• Problem details
Tally the lines in these records that hold the string "QMessageBox", and reply with the number alone.

** START Records supplied **

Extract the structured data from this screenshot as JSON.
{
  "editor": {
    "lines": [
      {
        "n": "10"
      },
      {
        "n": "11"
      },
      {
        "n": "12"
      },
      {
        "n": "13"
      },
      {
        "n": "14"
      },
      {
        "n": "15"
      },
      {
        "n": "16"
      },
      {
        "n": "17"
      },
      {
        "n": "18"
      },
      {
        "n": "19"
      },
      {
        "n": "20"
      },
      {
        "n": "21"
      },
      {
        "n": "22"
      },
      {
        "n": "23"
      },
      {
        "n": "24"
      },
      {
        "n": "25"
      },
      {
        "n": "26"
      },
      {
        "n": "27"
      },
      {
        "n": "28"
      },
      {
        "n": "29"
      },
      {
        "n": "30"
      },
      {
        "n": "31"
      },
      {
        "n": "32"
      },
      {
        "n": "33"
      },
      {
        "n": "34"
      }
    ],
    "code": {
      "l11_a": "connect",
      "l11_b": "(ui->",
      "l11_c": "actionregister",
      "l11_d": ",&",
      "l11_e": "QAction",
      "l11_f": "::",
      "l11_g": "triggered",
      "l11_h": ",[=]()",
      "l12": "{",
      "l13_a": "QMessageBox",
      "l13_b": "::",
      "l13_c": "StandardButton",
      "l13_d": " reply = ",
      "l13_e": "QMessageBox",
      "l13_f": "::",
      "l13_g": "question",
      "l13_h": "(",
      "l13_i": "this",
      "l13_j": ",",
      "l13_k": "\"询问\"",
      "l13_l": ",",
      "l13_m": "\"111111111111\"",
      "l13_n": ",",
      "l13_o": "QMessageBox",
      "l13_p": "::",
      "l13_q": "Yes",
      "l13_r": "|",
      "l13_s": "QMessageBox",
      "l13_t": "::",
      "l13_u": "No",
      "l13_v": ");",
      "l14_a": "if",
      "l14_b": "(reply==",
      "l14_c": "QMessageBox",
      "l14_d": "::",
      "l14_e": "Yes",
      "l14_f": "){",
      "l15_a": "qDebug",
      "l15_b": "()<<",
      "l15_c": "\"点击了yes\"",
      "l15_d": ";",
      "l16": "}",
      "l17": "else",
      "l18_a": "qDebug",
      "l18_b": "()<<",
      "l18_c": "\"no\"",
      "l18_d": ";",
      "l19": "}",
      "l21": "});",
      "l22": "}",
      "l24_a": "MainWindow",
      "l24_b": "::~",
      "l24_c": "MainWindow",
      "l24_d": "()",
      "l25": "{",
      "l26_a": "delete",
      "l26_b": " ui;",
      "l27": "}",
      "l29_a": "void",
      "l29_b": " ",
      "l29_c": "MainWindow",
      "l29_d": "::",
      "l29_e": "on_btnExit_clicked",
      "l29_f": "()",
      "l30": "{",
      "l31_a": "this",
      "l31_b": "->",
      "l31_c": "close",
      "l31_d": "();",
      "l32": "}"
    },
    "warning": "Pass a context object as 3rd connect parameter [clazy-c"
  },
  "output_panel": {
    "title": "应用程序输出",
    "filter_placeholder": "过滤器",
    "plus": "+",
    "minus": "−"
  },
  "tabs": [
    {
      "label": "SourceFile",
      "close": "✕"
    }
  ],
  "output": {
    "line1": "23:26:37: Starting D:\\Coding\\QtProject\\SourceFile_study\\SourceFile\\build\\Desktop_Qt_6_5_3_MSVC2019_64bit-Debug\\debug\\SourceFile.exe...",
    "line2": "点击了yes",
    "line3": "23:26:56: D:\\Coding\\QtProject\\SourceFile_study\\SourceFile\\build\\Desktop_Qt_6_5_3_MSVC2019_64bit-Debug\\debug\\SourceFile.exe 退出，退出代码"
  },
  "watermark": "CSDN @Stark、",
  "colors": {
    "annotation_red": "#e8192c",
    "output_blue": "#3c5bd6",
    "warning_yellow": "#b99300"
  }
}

** END Records supplied **

• Result below
5